**AIM**
Each record must be retyped in full. No character may differ.

**THE RECORDS**
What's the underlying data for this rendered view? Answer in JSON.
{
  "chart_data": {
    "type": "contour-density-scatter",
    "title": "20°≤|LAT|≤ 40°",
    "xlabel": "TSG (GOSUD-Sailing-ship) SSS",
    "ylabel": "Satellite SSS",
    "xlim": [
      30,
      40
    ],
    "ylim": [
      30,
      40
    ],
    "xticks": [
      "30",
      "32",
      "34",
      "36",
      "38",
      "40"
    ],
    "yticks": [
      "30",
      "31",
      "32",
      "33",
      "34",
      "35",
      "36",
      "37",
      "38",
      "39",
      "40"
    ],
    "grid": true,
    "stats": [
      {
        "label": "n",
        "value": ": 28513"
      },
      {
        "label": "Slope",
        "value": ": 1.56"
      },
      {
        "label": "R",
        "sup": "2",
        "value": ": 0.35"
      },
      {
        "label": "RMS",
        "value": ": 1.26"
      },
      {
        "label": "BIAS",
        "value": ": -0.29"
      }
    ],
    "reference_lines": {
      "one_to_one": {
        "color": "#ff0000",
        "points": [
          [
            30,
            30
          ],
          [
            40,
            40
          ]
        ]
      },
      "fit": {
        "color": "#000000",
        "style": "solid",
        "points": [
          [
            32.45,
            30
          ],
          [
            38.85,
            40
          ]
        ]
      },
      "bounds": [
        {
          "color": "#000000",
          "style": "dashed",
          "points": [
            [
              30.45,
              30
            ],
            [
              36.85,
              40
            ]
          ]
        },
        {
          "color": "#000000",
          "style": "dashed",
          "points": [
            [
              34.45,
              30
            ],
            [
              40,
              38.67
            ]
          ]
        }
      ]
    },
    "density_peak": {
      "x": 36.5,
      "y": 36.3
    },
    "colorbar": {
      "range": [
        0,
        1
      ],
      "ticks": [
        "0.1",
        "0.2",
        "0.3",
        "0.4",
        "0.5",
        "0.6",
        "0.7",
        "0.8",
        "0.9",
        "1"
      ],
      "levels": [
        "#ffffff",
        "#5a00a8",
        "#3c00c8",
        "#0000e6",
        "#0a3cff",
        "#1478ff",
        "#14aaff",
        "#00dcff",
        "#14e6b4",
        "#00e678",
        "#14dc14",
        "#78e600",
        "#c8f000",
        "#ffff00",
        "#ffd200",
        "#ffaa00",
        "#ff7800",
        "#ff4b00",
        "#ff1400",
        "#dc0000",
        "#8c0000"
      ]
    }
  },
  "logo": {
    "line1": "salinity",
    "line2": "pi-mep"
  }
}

**OUTPUT OF THE EXERCISE**
What's the underlying data for this rendered view? Answer in JSON.
{
  "chart_data": {
    "type": "contour-density-scatter",
    "title": "20°≤|LAT|≤ 40°",
    "xlabel": "TSG (GOSUD-Sailing-ship) SSS",
    "ylabel": "Satellite SSS",
    "xlim": [
      30,
      40
    ],
    "ylim": [
      30,
      40
    ],
    "xticks": [
      "30",
      "32",
      "34",
      "36",
      "38",
      "40"
    ],
    "yticks": [
      "30",
      "31",
      "32",
      "33",
      "34",
      "35",
      "36",
      "37",
      "38",
      "39",
      "40"
    ],
    "grid": true,
    "stats": [
      {
        "label": "n",
        "value": ": 28513"
      },
      {
        "label": "Slope",
        "value": ": 1.56"
      },
      {
        "label": "R",
        "sup": "2",
        "value": ": 0.35"
      },
      {
        "label": "RMS",
        "value": ": 1.26"
      },
      {
        "label": "BIAS",
        "value": ": -0.29"
      }
    ],
    "reference_lines": {
      "one_to_one": {
        "color": "#ff0000",
        "points": [
          [
            30,
            30
          ],
          [
            40,
            40
          ]
        ]
      },
      "fit": {
        "color": "#000000",
        "style": "solid",
        "points": [
          [
            32.45,
            30
          ],
          [
            38.85,
            40
          ]
        ]
      },
      "bounds": [
        {
          "color": "#000000",
          "style": "dashed",
          "points": [
            [
              30.45,
              30
            ],
            [
              36.85,
              40
            ]
          ]
        },
        {
          "color": "#000000",
          "style": "dashed",
          "points": [
            [
              34.45,
              30
            ],
            [
              40,
              38.67
            ]
          ]
        }
      ]
    },
    "density_peak": {
      "x": 36.5,
      "y": 36.3
    },
    "colorbar": {
      "range": [
        0,
        1
      ],
      "ticks": [
        "0.1",
        "0.2",
        "0.3",
        "0.4",
        "0.5",
        "0.6",
        "0.7",
        "0.8",
        "0.9",
        "1"
      ],
      "levels": [
        "#ffffff",
        "#5a00a8",
        "#3c00c8",
        "#0000e6",
        "#0a3cff",
        "#1478ff",
        "#14aaff",
        "#00dcff",
        "#14e6b4",
        "#00e678",
        "#14dc14",
        "#78e600",
        "#c8f000",
        "#ffff00",
        "#ffd200",
        "#ffaa00",
        "#ff7800",
        "#ff4b00",
        "#ff1400",
        "#dc0000",
        "#8c0000"
      ]
    }
  },
  "logo": {
    "line1": "salinity",
    "line2": "pi-mep"
  }
}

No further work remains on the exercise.